# start of Records

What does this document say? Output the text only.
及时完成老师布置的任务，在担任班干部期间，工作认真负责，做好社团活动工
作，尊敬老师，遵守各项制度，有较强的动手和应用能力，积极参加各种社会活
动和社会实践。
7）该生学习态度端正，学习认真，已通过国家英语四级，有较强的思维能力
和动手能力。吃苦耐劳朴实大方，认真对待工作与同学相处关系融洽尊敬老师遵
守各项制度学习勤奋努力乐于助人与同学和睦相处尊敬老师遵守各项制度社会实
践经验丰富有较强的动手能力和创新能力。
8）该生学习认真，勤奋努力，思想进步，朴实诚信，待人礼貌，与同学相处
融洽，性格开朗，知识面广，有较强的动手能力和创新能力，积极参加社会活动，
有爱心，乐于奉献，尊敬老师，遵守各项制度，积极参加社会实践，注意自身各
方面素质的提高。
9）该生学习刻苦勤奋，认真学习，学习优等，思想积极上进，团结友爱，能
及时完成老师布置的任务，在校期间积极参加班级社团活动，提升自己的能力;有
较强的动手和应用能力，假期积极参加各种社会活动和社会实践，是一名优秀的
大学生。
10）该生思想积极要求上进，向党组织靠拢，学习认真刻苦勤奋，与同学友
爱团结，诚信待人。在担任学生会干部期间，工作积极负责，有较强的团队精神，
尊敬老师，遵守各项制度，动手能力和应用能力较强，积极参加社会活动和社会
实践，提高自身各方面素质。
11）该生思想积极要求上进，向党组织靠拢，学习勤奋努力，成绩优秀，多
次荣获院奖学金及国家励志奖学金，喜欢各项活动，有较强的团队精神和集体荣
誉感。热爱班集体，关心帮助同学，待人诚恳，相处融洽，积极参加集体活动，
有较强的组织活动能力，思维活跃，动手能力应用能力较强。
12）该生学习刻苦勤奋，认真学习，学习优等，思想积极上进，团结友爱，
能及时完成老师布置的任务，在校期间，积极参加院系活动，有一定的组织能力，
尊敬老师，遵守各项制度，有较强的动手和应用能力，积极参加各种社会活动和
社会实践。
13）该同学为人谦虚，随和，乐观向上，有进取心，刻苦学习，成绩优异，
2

# end of Records

**Written problem**
Each line above that holds the string "向党组织靠拢" should be copied and shown.

**Finished task**
10）该生思想积极要求上进，向党组织靠拢，学习认真刻苦勤奋，与同学友
11）该生思想积极要求上进，向党组织靠拢，学习勤奋努力，成绩优秀，多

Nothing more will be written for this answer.